*Goal of the exercise*
Copy out all lines carrying the word "tehtäväkokonaisuuksina".

** start Material to process **

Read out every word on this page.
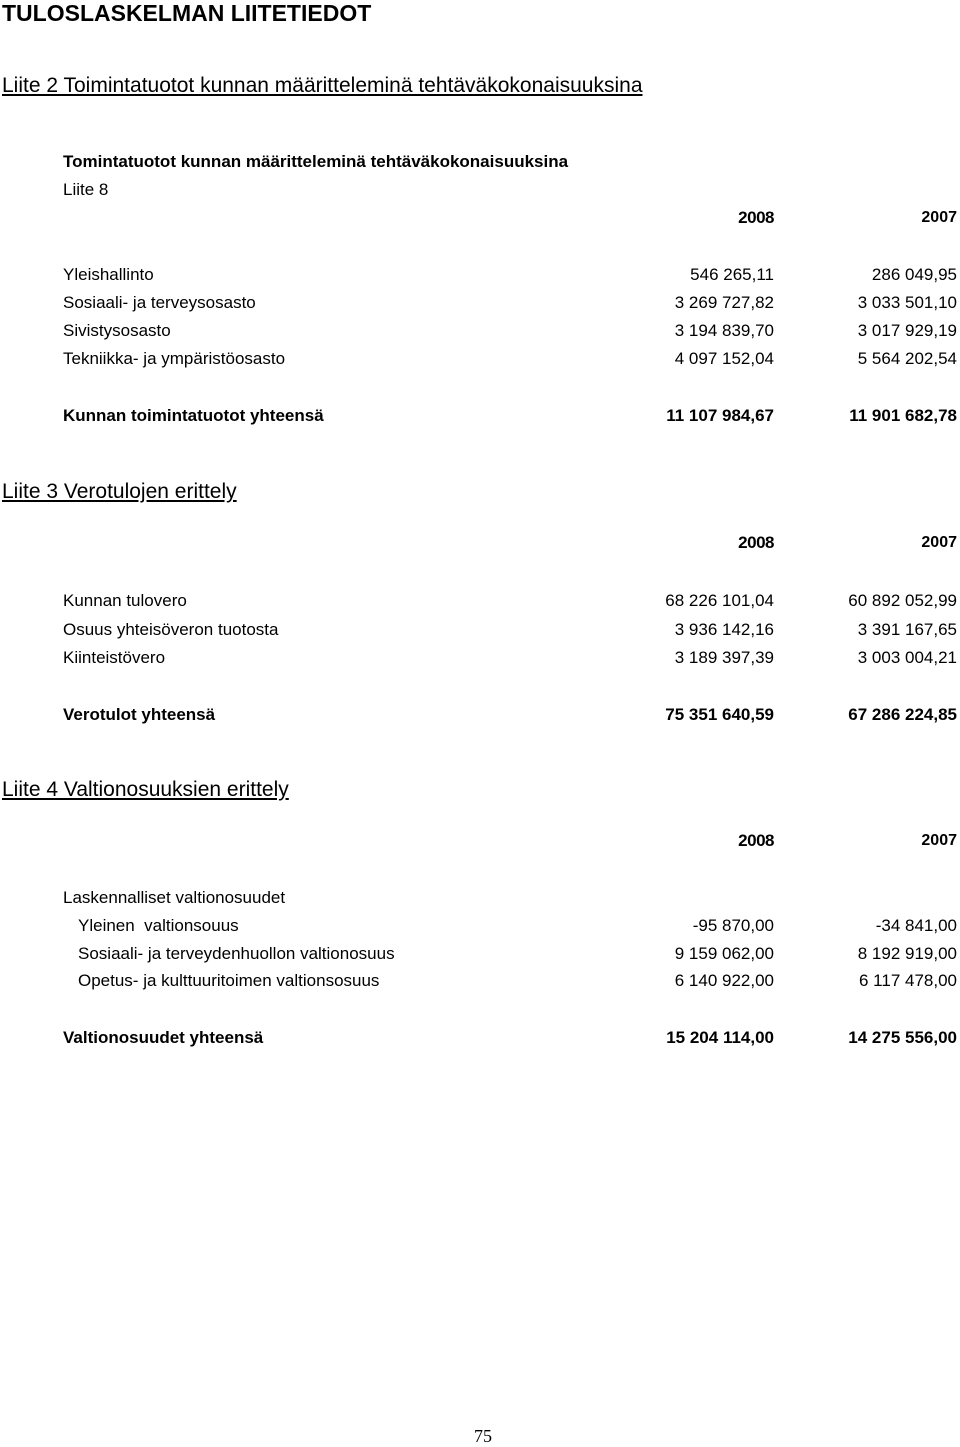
TULOSLASKELMAN LIITETIEDOT
Liite 2 Toimintatuotot kunnan määritteleminä tehtäväkokonaisuuksina
Tomintatuotot kunnan määritteleminä tehtäväkokonaisuuksina
Liite 8
2008	2007
Yleishallinto	546 265,11	286 049,95
Sosiaali- ja terveysosasto	3 269 727,82	3 033 501,10
Sivistysosasto	3 194 839,70	3 017 929,19
Tekniikka- ja ympäristöosasto	4 097 152,04	5 564 202,54
Kunnan toimintatuotot yhteensä	11 107 984,67	11 901 682,78
Liite 3 Verotulojen erittely
2008	2007
Kunnan tulovero	68 226 101,04	60 892 052,99
Osuus yhteisöveron tuotosta	3 936 142,16	3 391 167,65
Kiinteistövero	3 189 397,39	3 003 004,21
Verotulot yhteensä	75 351 640,59	67 286 224,85
Liite 4 Valtionosuuksien erittely
2008	2007
Laskennalliset valtionosuudet
Yleinen  valtionsouus	-95 870,00	-34 841,00
Sosiaali- ja terveydenhuollon valtionosuus	9 159 062,00	8 192 919,00
Opetus- ja kulttuuritoimen valtionsosuus	6 140 922,00	6 117 478,00
Valtionosuudet yhteensä	15 204 114,00	14 275 556,00
75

** end Material to process **

*Expected answer*
Liite 2 Toimintatuotot kunnan määritteleminä tehtäväkokonaisuuksina
Tomintatuotot kunnan määritteleminä tehtäväkokonaisuuksina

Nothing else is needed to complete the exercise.